* _Dataset_:
[Begin]

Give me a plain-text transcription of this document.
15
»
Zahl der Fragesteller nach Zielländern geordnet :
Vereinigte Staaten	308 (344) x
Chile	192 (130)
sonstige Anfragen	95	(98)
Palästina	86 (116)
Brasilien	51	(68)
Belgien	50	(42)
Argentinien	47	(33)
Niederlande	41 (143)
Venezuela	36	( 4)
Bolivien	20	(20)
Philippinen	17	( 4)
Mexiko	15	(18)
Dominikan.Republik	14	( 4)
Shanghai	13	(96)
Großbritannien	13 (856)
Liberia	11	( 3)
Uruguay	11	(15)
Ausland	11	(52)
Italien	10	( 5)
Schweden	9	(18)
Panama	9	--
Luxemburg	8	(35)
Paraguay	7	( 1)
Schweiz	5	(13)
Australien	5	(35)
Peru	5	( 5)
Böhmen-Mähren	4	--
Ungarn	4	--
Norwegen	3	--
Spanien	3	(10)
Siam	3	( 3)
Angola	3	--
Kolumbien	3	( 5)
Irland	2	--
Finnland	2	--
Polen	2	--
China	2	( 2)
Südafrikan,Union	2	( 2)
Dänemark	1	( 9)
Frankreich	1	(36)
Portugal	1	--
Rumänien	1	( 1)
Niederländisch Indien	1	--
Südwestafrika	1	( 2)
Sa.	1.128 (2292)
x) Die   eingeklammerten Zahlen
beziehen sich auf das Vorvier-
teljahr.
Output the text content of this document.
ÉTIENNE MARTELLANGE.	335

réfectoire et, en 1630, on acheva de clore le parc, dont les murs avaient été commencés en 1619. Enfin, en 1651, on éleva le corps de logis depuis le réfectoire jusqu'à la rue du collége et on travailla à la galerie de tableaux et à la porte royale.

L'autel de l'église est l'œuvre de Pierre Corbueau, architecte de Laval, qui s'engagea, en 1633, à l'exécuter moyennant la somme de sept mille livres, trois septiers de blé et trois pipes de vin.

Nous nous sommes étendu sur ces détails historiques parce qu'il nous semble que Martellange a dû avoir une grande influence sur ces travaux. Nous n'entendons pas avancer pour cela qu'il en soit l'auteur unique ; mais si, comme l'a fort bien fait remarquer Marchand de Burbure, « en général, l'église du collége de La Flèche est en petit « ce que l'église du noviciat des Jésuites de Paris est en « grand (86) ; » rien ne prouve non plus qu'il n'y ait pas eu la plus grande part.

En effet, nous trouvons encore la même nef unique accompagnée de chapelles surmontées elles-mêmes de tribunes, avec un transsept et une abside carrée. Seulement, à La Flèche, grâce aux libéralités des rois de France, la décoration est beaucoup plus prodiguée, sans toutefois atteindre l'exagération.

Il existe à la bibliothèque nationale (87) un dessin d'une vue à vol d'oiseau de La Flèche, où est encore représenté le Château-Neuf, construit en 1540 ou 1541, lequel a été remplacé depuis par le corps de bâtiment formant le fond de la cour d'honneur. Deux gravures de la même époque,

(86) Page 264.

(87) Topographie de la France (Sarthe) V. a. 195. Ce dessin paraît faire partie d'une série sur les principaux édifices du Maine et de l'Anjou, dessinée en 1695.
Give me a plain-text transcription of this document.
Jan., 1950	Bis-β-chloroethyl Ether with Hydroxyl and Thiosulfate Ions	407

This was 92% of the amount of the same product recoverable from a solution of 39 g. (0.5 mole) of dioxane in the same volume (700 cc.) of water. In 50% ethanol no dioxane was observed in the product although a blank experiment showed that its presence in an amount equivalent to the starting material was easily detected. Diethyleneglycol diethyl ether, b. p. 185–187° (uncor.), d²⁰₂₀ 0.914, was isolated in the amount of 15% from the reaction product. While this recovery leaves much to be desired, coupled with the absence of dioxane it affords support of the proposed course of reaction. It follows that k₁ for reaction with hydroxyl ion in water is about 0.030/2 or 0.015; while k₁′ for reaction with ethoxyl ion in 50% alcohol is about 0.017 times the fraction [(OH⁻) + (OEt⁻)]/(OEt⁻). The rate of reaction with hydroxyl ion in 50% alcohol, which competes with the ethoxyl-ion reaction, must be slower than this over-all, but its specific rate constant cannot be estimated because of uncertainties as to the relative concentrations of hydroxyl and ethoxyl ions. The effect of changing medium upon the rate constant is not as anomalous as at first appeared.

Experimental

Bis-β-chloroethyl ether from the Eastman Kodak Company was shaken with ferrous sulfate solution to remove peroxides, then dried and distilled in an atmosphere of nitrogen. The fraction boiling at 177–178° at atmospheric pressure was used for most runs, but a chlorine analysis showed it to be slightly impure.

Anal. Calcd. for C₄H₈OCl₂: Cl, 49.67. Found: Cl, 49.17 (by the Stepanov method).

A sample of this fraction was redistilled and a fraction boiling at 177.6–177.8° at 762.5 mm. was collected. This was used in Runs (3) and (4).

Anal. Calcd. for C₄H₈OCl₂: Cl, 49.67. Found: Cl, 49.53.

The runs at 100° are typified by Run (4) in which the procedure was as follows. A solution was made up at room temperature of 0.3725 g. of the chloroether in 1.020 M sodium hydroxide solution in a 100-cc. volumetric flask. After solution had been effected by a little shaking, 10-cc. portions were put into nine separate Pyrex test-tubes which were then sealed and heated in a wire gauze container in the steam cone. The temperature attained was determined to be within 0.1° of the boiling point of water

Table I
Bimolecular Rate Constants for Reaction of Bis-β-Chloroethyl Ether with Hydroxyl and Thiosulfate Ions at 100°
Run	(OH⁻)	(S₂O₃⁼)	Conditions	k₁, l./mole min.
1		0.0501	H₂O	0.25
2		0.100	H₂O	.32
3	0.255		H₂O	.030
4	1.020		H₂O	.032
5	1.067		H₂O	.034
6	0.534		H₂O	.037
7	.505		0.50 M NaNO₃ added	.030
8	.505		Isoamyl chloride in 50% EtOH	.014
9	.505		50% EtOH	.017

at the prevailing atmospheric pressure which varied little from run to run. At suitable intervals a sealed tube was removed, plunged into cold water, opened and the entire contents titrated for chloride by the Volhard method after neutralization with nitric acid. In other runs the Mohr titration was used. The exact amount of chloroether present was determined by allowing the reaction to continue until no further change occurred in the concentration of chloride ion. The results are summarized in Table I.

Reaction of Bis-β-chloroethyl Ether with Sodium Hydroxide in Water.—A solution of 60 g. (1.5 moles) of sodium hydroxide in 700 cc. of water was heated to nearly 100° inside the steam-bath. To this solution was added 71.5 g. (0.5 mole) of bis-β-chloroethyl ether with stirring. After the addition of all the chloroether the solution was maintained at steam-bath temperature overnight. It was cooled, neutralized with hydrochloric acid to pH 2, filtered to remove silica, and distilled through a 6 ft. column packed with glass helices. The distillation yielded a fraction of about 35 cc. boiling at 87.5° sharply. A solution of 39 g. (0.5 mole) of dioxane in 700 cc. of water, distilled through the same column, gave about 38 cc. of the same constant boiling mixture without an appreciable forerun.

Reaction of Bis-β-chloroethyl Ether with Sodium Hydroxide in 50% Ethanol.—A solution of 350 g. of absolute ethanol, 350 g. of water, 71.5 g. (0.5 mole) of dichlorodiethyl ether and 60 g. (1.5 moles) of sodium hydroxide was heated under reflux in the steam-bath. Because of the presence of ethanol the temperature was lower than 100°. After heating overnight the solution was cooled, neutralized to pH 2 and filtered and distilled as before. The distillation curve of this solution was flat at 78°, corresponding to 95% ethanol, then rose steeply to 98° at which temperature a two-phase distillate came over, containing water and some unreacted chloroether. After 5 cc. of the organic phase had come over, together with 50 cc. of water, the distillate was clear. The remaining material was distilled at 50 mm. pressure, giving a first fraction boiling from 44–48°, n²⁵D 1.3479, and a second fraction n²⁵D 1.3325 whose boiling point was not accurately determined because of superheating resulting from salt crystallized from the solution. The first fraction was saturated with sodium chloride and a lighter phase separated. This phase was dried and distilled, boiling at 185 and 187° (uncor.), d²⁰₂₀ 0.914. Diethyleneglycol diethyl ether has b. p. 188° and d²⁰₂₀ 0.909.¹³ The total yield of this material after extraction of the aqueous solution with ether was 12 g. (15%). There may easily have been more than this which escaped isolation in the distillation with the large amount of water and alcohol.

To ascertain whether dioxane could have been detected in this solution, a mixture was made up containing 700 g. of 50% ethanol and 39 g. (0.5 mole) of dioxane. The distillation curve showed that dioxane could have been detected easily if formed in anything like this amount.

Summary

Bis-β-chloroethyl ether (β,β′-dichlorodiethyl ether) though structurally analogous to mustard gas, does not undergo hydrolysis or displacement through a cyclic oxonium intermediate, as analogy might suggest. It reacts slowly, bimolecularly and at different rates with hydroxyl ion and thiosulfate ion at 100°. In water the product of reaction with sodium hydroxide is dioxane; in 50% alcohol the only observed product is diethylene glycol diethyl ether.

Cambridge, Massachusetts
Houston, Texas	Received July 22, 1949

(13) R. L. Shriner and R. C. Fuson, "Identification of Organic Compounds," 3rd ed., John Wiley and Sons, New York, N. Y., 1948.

[End]

* _What to work on_: Copy out each line of the entries that holds "C₄H₈OCl₂".

* _Full output_:
Anal. Calcd. for C₄H₈OCl₂: Cl, 49.67. Found: Cl, 49.17 (by the Stepanov method).
Anal. Calcd. for C₄H₈OCl₂: Cl, 49.67. Found: Cl, 49.53.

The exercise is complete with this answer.